STATED EXERCISE: Return the lines below that carry the word "transaction".

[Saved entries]
# # #

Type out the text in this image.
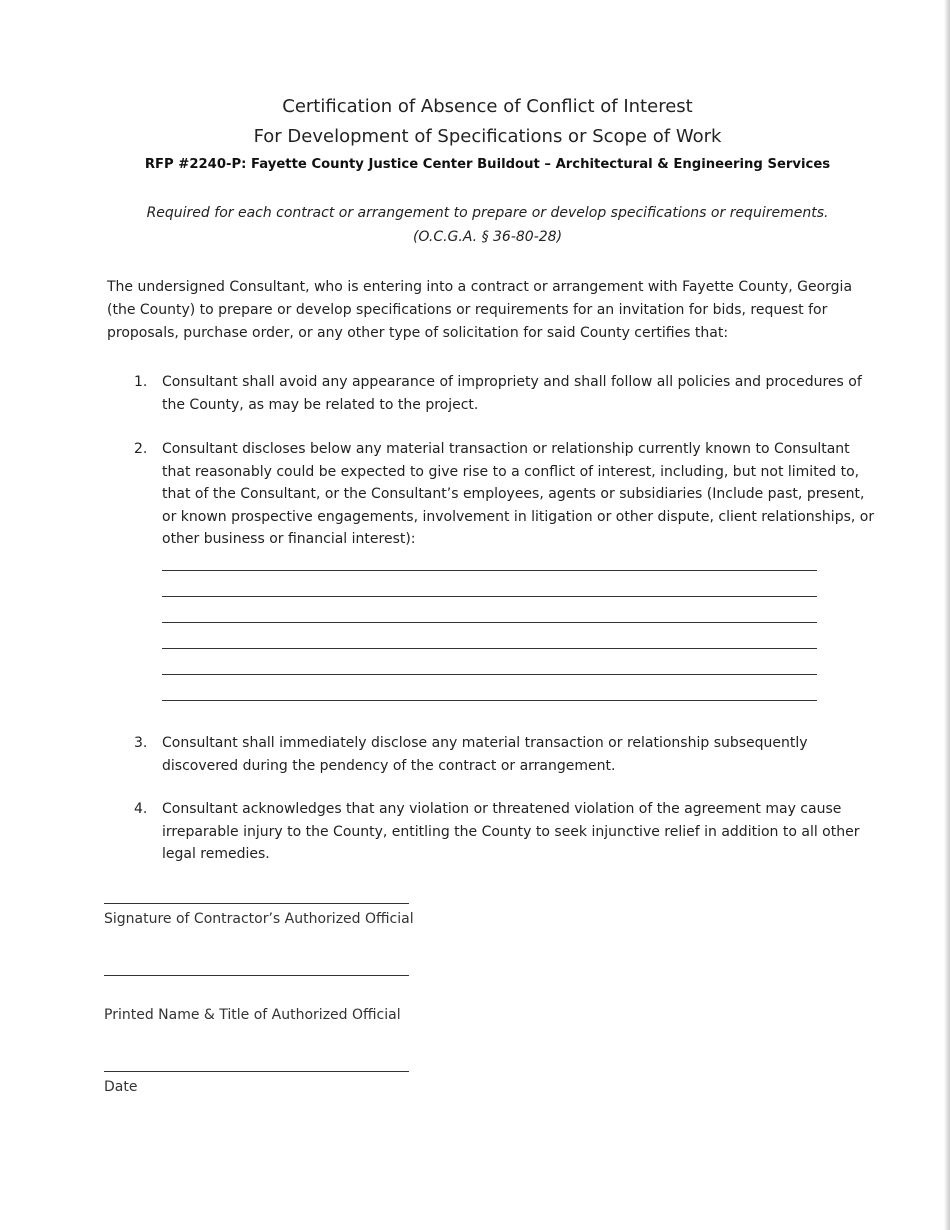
Certification of Absence of Conflict of Interest
For Development of Specifications or Scope of Work
RFP #2240-P: Fayette County Justice Center Buildout – Architectural & Engineering Services
Required for each contract or arrangement to prepare or develop specifications or requirements.
(O.C.G.A. § 36-80-28)

The undersigned Consultant, who is entering into a contract or arrangement with Fayette County, Georgia (the County) to prepare or develop specifications or requirements for an invitation for bids, request for proposals, purchase order, or any other type of solicitation for said County certifies that:

1.	Consultant shall avoid any appearance of impropriety and shall follow all policies and procedures of the County, as may be related to the project.
2.	Consultant discloses below any material transaction or relationship currently known to Consultant that reasonably could be expected to give rise to a conflict of interest, including, but not limited to, that of the Consultant, or the Consultant’s employees, agents or subsidiaries (Include past, present, or known prospective engagements, involvement in litigation or other dispute, client relationships, or other business or financial interest):
3.	Consultant shall immediately disclose any material transaction or relationship subsequently discovered during the pendency of the contract or arrangement.
4.	Consultant acknowledges that any violation or threatened violation of the agreement may cause irreparable injury to the County, entitling the County to seek injunctive relief in addition to all other legal remedies.
Signature of Contractor’s Authorized Official
Printed Name & Title of Authorized Official
Date
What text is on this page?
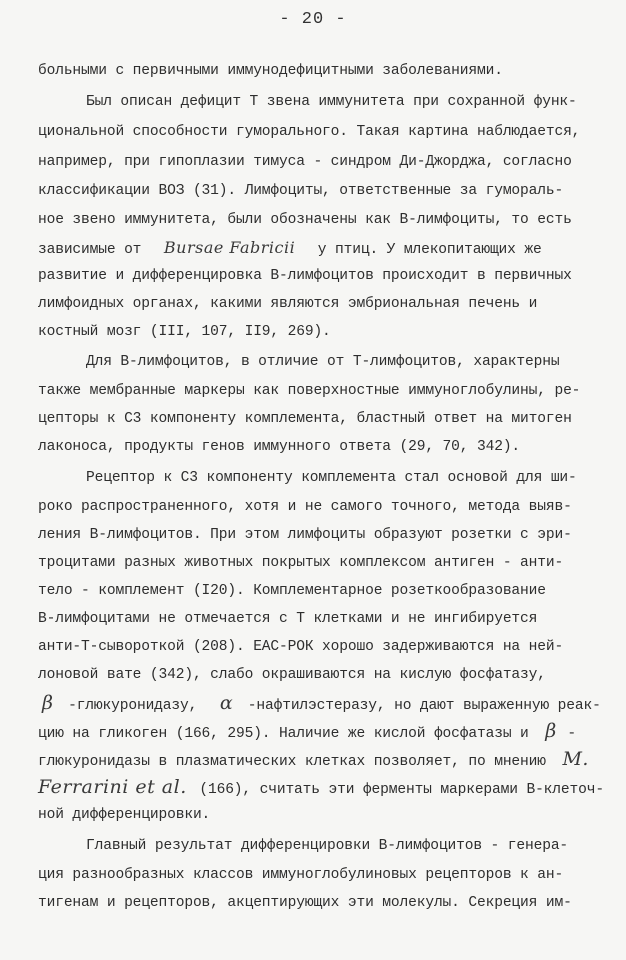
- 20 -
больными с первичными иммунодефицитными заболеваниями.
Был описан дефицит Т звена иммунитета при сохранной функ-
циональной способности гуморального. Такая картина наблюдается,
например, при гипоплазии тимуса - синдром Ди-Джорджа, согласно
классификации ВОЗ (31). Лимфоциты, ответственные за гумораль-
ное звено иммунитета, были обозначены как В-лимфоциты, то есть
зависимые от Bursae Fabricii у птиц. У млекопитающих же
развитие и дифференцировка В-лимфоцитов происходит в первичных
лимфоидных органах, какими являются эмбриональная печень и
костный мозг (III, 107, II9, 269).
Для В-лимфоцитов, в отличие от Т-лимфоцитов, характерны
также мембранные маркеры как поверхностные иммуноглобулины, ре-
цепторы к С3 компоненту комплемента, бластный ответ на митоген
лаконоса, продукты генов иммунного ответа (29, 70, 342).
Рецептор к С3 компоненту комплемента стал основой для ши-
роко распространенного, хотя и не самого точного, метода выяв-
ления В-лимфоцитов. При этом лимфоциты образуют розетки с эри-
троцитами разных животных покрытых комплексом антиген - анти-
тело - комплемент (I20). Комплементарное розеткообразование
В-лимфоцитами не отмечается с Т клетками и не ингибируется
анти-Т-сывороткой (208). ЕАС-РОК хорошо задерживаются на ней-
лоновой вате (342), слабо окрашиваются на кислую фосфатазу,
β -глюкуронидазу, α -нафтилэстеразу, но дают выраженную реак-
цию на гликоген (166, 295). Наличие же кислой фосфатазы и β -
глюкуронидазы в плазматических клетках позволяет, по мнению M.
Ferrarini et al. (166), считать эти ферменты маркерами В-клеточ-
ной дифференцировки.
Главный результат дифференцировки В-лимфоцитов - генера-
ция разнообразных классов иммуноглобулиновых рецепторов к ан-
тигенам и рецепторов, акцептирующих эти молекулы. Секреция им-
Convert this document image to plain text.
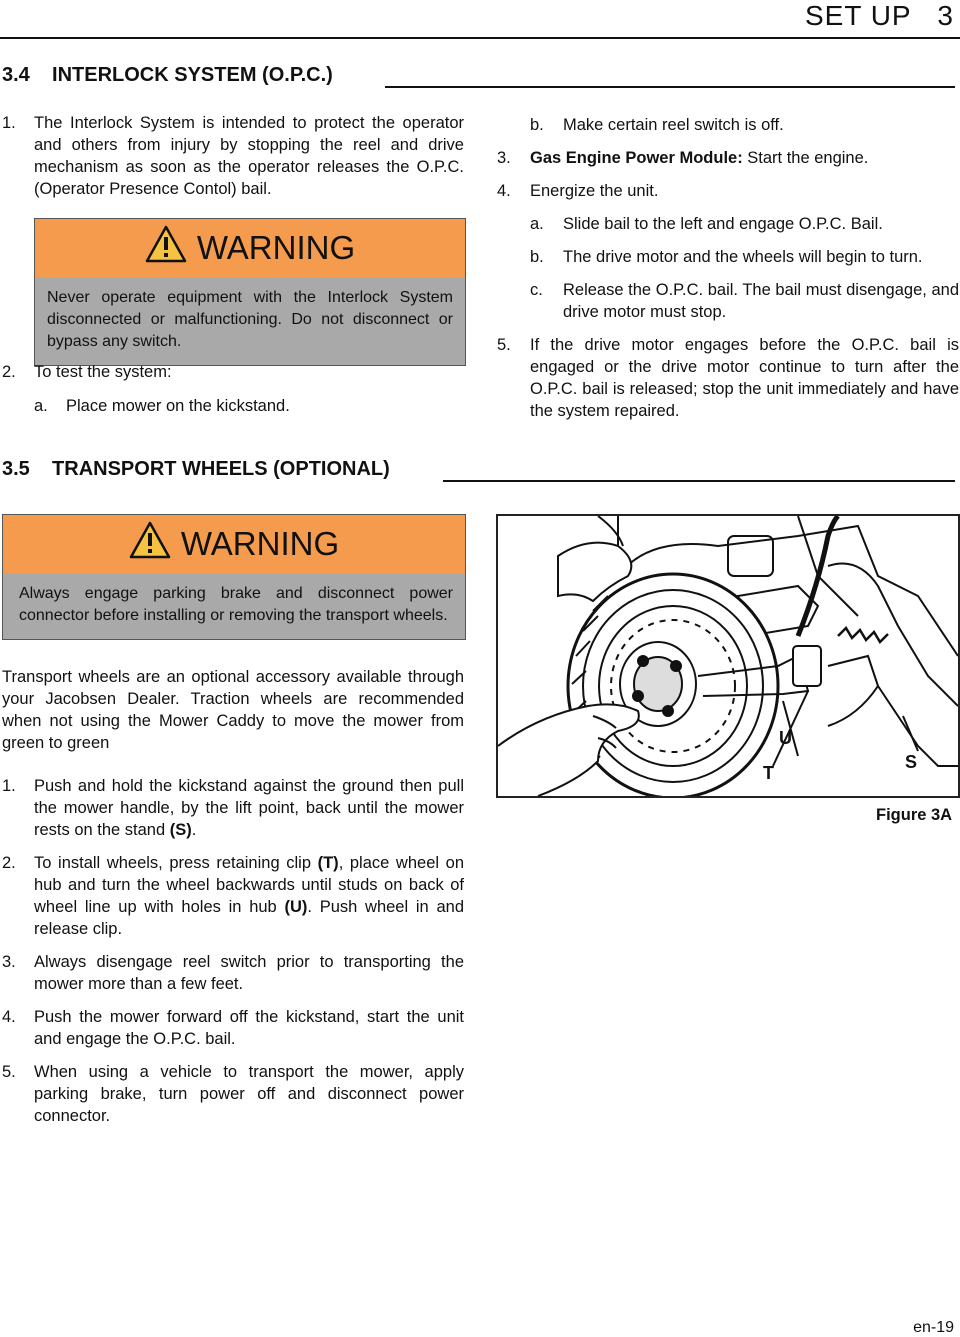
SET UP   3
3.4    INTERLOCK SYSTEM (O.P.C.)
1. The Interlock System is intended to protect the operator and others from injury by stopping the reel and drive mechanism as soon as the operator releases the O.P.C. (Operator Presence Contol) bail.
WARNING
Never operate equipment with the Interlock System disconnected or malfunctioning. Do not disconnect or bypass any switch.
2. To test the system:
a. Place mower on the kickstand.
b. Make certain reel switch is off.
3. Gas Engine Power Module: Start the engine.
4. Energize the unit.
a. Slide bail to the left and engage O.P.C. Bail.
b. The drive motor and the wheels will begin to turn.
c. Release the O.P.C. bail. The bail must disengage, and drive motor must stop.
5. If the drive motor engages before the O.P.C. bail is engaged or the drive motor continue to turn after the O.P.C. bail is released; stop the unit immediately and have the system repaired.
3.5    TRANSPORT WHEELS (OPTIONAL)
WARNING
Always engage parking brake and disconnect power connector before installing or removing the transport wheels.
Transport wheels are an optional accessory available through your Jacobsen Dealer. Traction wheels are recommended when not using the Mower Caddy to move the mower from green to green
1. Push and hold the kickstand against the ground then pull the mower handle, by the lift point, back until the mower rests on the stand (S).
2. To install wheels, press retaining clip (T), place wheel on hub and turn the wheel backwards until studs on back of wheel line up with holes in hub (U). Push wheel in and release clip.
3. Always disengage reel switch prior to transporting the mower more than a few feet.
4. Push the mower forward off the kickstand, start the unit and engage the O.P.C. bail.
5. When using a vehicle to transport the mower, apply parking brake, turn power off and disconnect power connector.
U
T
S
Figure 3A
en-19
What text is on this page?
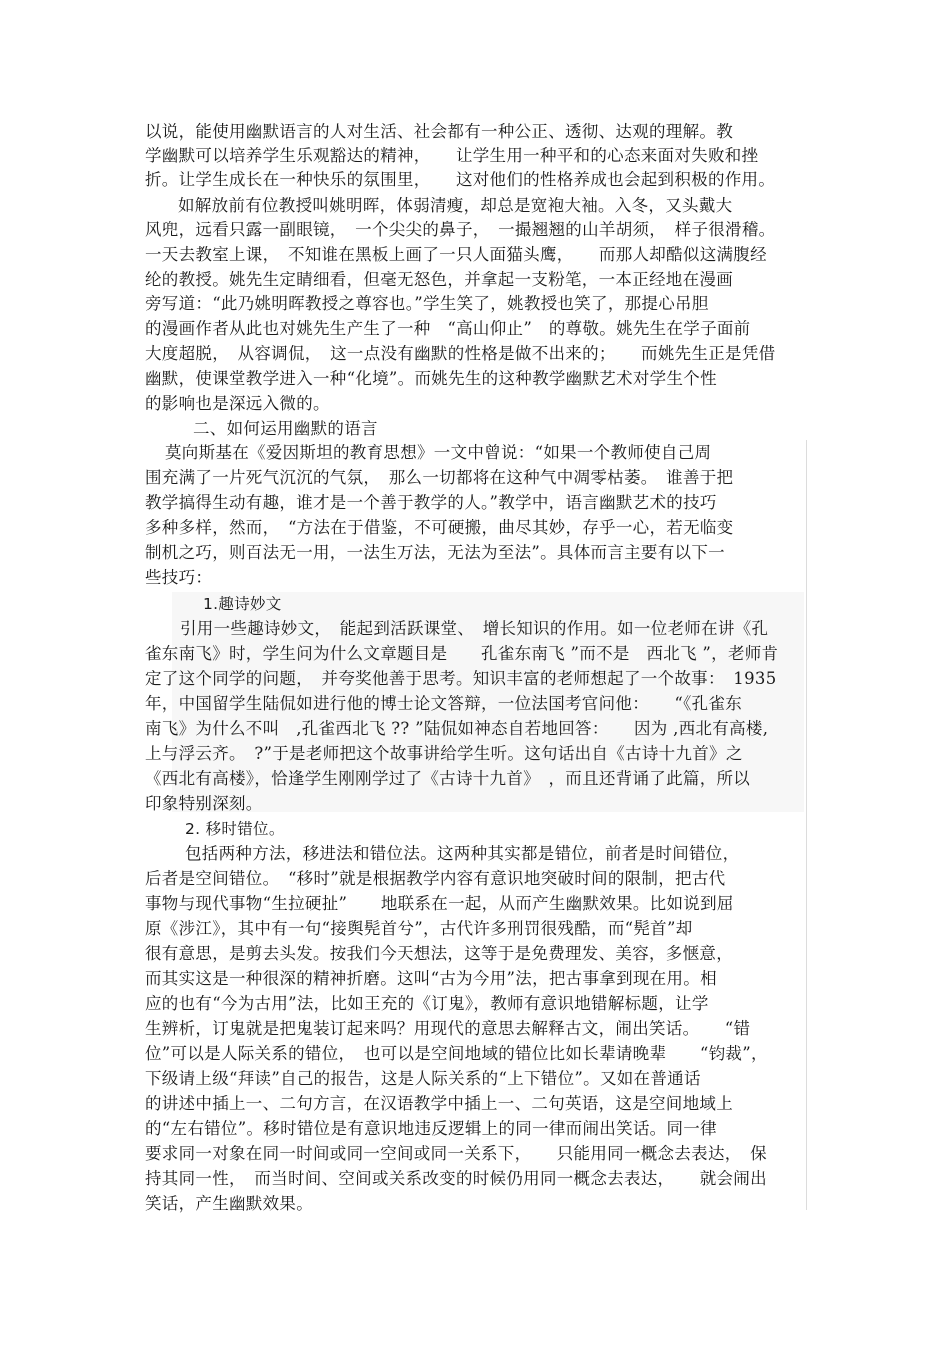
以说，能使用幽默语言的人对生活、社会都有一种公正、透彻、达观的理解。教
学幽默可以培养学生乐观豁达的精神，　　让学生用一种平和的心态来面对失败和挫
折。让学生成长在一种快乐的氛围里，　　这对他们的性格养成也会起到积极的作用。
如解放前有位教授叫姚明晖，体弱清瘦，却总是宽袍大袖。入冬，又头戴大
风兜，远看只露一副眼镜，　一个尖尖的鼻子，　一撮翘翘的山羊胡须，　样子很滑稽。
一天去教室上课，　不知谁在黑板上画了一只人面猫头鹰，　　而那人却酷似这满腹经
纶的教授。姚先生定睛细看，但毫无怒色，并拿起一支粉笔，一本正经地在漫画
旁写道：“此乃姚明晖教授之尊容也。”学生笑了，姚教授也笑了，那提心吊胆
的漫画作者从此也对姚先生产生了一种　“高山仰止”　的尊敬。姚先生在学子面前
大度超脱，　从容调侃，　这一点没有幽默的性格是做不出来的；　　而姚先生正是凭借
幽默，使课堂教学进入一种“化境”。而姚先生的这种教学幽默艺术对学生个性
的影响也是深远入微的。
二、如何运用幽默的语言
莫向斯基在《爱因斯坦的教育思想》一文中曾说：“如果一个教师使自己周
围充满了一片死气沉沉的气氛，　那么一切都将在这种气中凋零枯萎。　谁善于把
教学搞得生动有趣，谁才是一个善于教学的人。”教学中，语言幽默艺术的技巧
多种多样，然而，　“方法在于借鉴，不可硬搬，曲尽其妙，存乎一心，若无临变
制机之巧，则百法无一用，一法生万法，无法为至法”。具体而言主要有以下一
些技巧：
1.趣诗妙文
引用一些趣诗妙文，　能起到活跃课堂、　增长知识的作用。如一位老师在讲《孔
雀东南飞》时，学生问为什么文章题目是　　孔雀东南飞 ”而不是　西北飞 ”，老师肯
定了这个同学的问题，　并夸奖他善于思考。知识丰富的老师想起了一个故事：　1935
年，中国留学生陆侃如进行他的博士论文答辩，一位法国考官问他：　　“《孔雀东
南飞》为什么不叫　,孔雀西北飞 ?? ”陆侃如神态自若地回答：　　因为 ,西北有高楼,
上与浮云齐。　?”于是老师把这个故事讲给学生听。这句话出自《古诗十九首》之
《西北有高楼》，恰逢学生刚刚学过了《古诗十九首》　，而且还背诵了此篇，所以
印象特别深刻。
2. 移时错位。
包括两种方法，移进法和错位法。这两种其实都是错位，前者是时间错位，
后者是空间错位。　“移时”就是根据教学内容有意识地突破时间的限制，把古代
事物与现代事物“生拉硬扯”　　地联系在一起，从而产生幽默效果。比如说到屈
原《涉江》，其中有一句“接舆髡首兮”，古代许多刑罚很残酷，而“髡首”却
很有意思，是剪去头发。按我们今天想法，这等于是免费理发、美容，多惬意，
而其实这是一种很深的精神折磨。这叫“古为今用”法，把古事拿到现在用。相
应的也有“今为古用”法，比如王充的《订鬼》，教师有意识地错解标题，让学
生辨析，订鬼就是把鬼装订起来吗？用现代的意思去解释古文，闹出笑话。　　“错
位”可以是人际关系的错位，　也可以是空间地域的错位比如长辈请晚辈　　“钧裁”，
下级请上级“拜读”自己的报告，这是人际关系的“上下错位”。又如在普通话
的讲述中插上一、二句方言，在汉语教学中插上一、二句英语，这是空间地域上
的“左右错位”。移时错位是有意识地违反逻辑上的同一律而闹出笑话。同一律
要求同一对象在同一时间或同一空间或同一关系下，　　只能用同一概念去表达，　保
持其同一性，　而当时间、空间或关系改变的时候仍用同一概念去表达，　　就会闹出
笑话，产生幽默效果。
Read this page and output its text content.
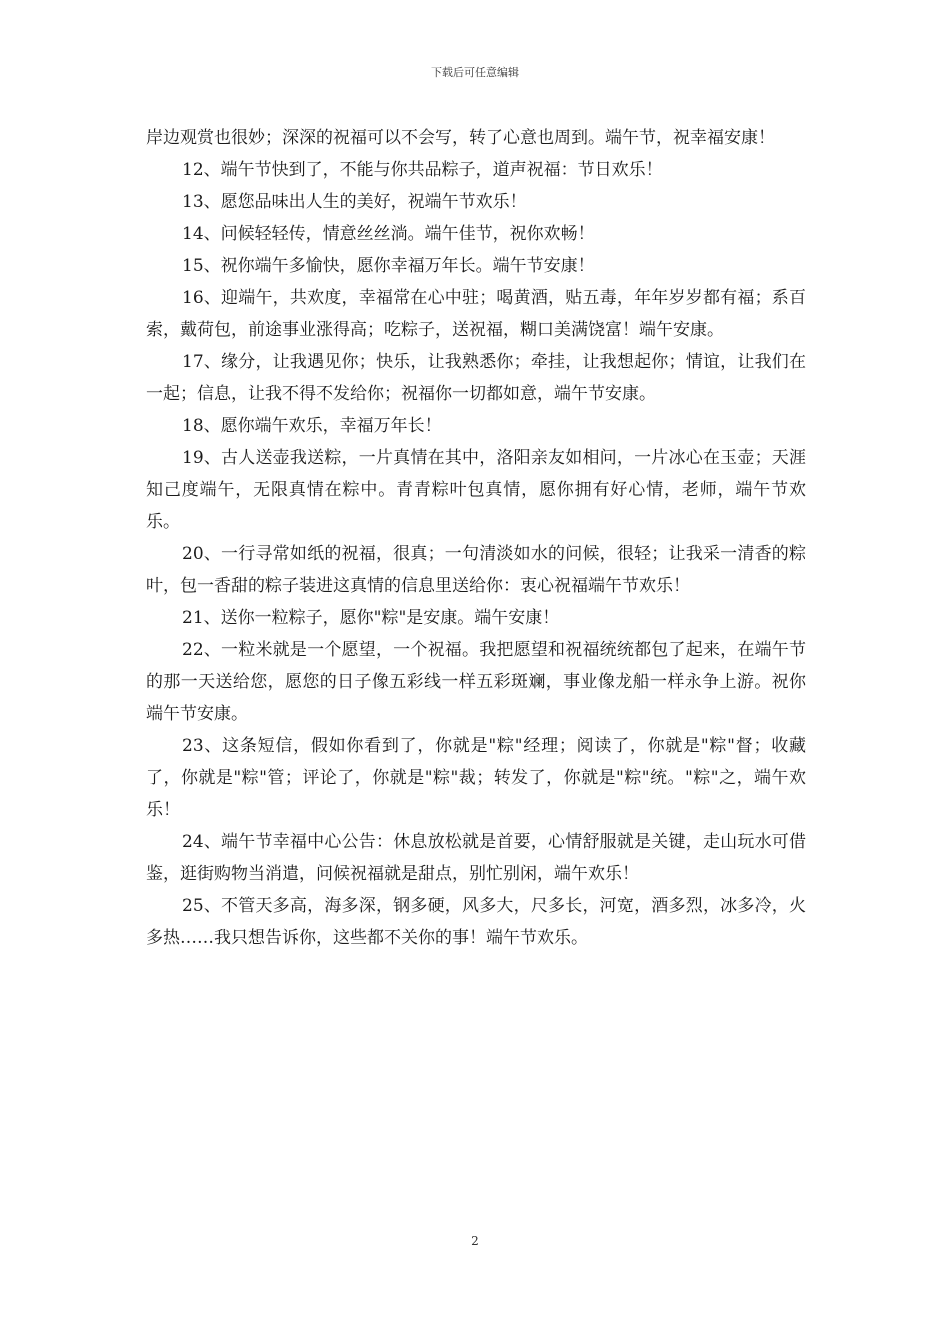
下载后可任意编辑

岸边观赏也很妙；深深的祝福可以不会写，转了心意也周到。端午节，祝幸福安康！

12、端午节快到了，不能与你共品粽子，道声祝福：节日欢乐！

13、愿您品味出人生的美好，祝端午节欢乐！

14、问候轻轻传，情意丝丝淌。端午佳节，祝你欢畅！

15、祝你端午多愉快，愿你幸福万年长。端午节安康！

16、迎端午，共欢度，幸福常在心中驻；喝黄酒，贴五毒，年年岁岁都有福；系百索，戴荷包，前途事业涨得高；吃粽子，送祝福，糊口美满饶富！端午安康。

17、缘分，让我遇见你；快乐，让我熟悉你；牵挂，让我想起你；情谊，让我们在一起；信息，让我不得不发给你；祝福你一切都如意，端午节安康。

18、愿你端午欢乐，幸福万年长！

19、古人送壶我送粽，一片真情在其中，洛阳亲友如相问，一片冰心在玉壶；天涯知己度端午，无限真情在粽中。青青粽叶包真情，愿你拥有好心情，老师，端午节欢乐。

20、一行寻常如纸的祝福，很真；一句清淡如水的问候，很轻；让我采一清香的粽叶，包一香甜的粽子装进这真情的信息里送给你：衷心祝福端午节欢乐！

21、送你一粒粽子，愿你"粽"是安康。端午安康！

22、一粒米就是一个愿望，一个祝福。我把愿望和祝福统统都包了起来，在端午节的那一天送给您，愿您的日子像五彩线一样五彩斑斓，事业像龙船一样永争上游。祝你端午节安康。

23、这条短信，假如你看到了，你就是"粽"经理；阅读了，你就是"粽"督；收藏了，你就是"粽"管；评论了，你就是"粽"裁；转发了，你就是"粽"统。"粽"之，端午欢乐！

24、端午节幸福中心公告：休息放松就是首要，心情舒服就是关键，走山玩水可借鉴，逛街购物当消遣，问候祝福就是甜点，别忙别闲，端午欢乐！

25、不管天多高，海多深，钢多硬，风多大，尺多长，河宽，酒多烈，冰多冷，火多热……我只想告诉你，这些都不关你的事！端午节欢乐。

2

# # #

FINAL RESULT:
2.	Consultant discloses below any material transaction or relationship currently known to Consultant that reasonably could be expected to give rise to a conflict of interest, including, but not limited to, that of the Consultant, or the Consultant’s employees, agents or subsidiaries (Include past, present, or known prospective engagements, involvement in litigation or other dispute, client relationships, or other business or financial interest):
3.	Consultant shall immediately disclose any material transaction or relationship subsequently discovered during the pendency of the contract or arrangement.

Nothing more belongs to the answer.